* **YOUR OBJECTIVE**
Look below and pull out each line with the word "JSON".

____

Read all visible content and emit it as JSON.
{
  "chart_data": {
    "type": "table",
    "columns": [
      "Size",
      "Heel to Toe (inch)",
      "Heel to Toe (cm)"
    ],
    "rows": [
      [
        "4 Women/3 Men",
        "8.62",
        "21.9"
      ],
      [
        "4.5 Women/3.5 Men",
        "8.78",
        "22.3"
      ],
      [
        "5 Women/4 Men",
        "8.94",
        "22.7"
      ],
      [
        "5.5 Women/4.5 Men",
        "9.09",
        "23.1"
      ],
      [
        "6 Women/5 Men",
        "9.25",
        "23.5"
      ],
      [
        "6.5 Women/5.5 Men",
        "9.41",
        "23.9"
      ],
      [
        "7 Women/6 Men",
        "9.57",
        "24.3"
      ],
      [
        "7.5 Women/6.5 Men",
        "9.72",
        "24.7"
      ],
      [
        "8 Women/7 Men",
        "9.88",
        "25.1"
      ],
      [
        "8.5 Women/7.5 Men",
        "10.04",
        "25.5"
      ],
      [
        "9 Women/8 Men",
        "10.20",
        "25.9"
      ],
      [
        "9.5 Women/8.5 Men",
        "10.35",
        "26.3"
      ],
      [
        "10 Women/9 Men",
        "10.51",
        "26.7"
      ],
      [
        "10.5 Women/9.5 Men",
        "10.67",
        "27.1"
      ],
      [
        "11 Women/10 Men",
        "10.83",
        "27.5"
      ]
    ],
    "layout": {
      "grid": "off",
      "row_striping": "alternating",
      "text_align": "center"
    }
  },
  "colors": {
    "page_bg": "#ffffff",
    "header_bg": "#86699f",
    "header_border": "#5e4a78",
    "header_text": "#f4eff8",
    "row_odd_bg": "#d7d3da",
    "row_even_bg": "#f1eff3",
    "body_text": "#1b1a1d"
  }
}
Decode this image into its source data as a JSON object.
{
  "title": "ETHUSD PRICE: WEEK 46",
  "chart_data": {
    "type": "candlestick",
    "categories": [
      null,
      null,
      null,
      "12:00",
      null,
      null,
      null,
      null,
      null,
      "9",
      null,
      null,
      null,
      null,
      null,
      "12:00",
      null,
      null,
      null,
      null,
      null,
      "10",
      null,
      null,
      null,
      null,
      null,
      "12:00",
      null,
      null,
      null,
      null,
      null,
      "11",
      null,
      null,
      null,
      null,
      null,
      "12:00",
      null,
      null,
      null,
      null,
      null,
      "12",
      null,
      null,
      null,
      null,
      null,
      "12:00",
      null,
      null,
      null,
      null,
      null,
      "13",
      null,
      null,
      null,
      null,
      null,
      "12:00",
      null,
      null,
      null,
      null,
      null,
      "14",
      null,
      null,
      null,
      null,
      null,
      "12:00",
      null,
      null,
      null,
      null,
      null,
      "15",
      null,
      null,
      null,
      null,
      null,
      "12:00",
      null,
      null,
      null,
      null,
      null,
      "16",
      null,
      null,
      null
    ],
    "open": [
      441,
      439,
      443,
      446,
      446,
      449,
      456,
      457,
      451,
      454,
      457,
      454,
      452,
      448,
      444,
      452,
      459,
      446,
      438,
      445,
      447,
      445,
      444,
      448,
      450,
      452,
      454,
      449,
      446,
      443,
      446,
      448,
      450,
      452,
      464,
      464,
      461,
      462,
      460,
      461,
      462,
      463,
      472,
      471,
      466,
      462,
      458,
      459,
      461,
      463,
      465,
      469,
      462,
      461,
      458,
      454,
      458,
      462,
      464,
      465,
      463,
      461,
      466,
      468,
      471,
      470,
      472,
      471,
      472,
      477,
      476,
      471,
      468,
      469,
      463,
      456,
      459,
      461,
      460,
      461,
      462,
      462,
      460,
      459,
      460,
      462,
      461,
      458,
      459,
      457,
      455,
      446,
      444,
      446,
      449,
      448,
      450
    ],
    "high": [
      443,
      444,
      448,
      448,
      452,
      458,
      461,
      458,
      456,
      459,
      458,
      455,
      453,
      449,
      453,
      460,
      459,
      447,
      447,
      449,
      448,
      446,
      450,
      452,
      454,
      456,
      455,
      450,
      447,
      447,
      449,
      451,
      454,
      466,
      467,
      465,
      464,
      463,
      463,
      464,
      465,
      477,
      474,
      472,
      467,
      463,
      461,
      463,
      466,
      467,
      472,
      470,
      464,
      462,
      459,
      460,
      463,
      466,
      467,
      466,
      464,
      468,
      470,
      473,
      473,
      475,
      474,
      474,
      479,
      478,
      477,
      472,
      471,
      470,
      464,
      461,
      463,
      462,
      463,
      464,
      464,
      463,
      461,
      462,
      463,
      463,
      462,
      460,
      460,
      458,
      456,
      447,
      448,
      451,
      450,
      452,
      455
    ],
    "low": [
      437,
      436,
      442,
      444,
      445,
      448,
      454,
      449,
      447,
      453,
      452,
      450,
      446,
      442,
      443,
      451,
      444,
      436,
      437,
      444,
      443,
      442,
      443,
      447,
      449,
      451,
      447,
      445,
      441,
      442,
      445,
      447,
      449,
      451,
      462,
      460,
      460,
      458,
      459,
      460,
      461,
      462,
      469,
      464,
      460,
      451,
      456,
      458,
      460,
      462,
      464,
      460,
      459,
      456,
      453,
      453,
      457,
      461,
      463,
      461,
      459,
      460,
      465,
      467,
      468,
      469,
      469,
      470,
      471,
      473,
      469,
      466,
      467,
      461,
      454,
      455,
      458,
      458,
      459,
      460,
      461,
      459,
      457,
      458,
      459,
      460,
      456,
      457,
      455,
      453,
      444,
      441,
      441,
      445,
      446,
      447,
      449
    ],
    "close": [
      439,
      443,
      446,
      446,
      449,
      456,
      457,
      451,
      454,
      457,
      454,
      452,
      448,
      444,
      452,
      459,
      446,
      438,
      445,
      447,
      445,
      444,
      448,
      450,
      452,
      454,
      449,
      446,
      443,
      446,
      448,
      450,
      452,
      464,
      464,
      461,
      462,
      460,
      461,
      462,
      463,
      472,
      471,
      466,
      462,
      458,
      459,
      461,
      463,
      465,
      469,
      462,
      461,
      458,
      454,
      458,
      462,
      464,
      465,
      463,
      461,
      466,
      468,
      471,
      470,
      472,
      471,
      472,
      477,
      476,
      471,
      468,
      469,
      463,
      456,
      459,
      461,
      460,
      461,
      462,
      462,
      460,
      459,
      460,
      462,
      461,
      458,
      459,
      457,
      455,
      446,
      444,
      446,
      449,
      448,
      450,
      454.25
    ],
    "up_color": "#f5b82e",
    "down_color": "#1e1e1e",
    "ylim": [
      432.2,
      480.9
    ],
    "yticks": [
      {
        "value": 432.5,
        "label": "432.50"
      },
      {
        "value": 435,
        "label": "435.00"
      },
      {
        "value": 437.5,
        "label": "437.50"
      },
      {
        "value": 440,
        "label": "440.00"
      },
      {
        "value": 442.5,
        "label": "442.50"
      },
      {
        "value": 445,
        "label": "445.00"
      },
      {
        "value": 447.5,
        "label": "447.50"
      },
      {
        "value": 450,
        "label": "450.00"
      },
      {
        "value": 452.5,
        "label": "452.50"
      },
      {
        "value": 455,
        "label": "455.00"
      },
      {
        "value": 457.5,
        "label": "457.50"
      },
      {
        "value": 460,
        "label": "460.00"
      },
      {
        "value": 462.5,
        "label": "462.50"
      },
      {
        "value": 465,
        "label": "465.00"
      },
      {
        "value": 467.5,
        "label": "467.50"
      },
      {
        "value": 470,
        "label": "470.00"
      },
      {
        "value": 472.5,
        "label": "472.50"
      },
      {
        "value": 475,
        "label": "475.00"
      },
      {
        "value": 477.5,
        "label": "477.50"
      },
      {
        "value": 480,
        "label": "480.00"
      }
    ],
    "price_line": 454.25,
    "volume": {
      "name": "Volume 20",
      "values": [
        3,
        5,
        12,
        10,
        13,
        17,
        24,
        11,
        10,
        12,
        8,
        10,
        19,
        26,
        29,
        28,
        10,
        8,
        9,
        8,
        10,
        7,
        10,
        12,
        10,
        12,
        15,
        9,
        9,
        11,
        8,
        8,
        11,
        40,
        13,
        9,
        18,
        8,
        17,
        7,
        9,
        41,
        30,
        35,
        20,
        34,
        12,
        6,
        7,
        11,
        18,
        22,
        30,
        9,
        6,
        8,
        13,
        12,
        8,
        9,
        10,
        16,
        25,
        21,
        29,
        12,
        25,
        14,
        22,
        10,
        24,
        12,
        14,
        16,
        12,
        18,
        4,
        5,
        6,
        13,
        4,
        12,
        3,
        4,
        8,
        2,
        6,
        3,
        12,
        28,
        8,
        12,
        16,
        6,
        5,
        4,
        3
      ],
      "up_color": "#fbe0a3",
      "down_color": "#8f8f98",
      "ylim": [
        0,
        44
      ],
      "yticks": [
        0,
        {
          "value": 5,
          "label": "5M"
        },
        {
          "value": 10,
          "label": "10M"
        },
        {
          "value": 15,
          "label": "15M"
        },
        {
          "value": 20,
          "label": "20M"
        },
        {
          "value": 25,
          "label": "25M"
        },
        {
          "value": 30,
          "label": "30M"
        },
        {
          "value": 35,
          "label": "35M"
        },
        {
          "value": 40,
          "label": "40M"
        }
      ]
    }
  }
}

____

* **FULL SOLUTION**
Read all visible content and emit it as JSON.
Decode this image into its source data as a JSON object.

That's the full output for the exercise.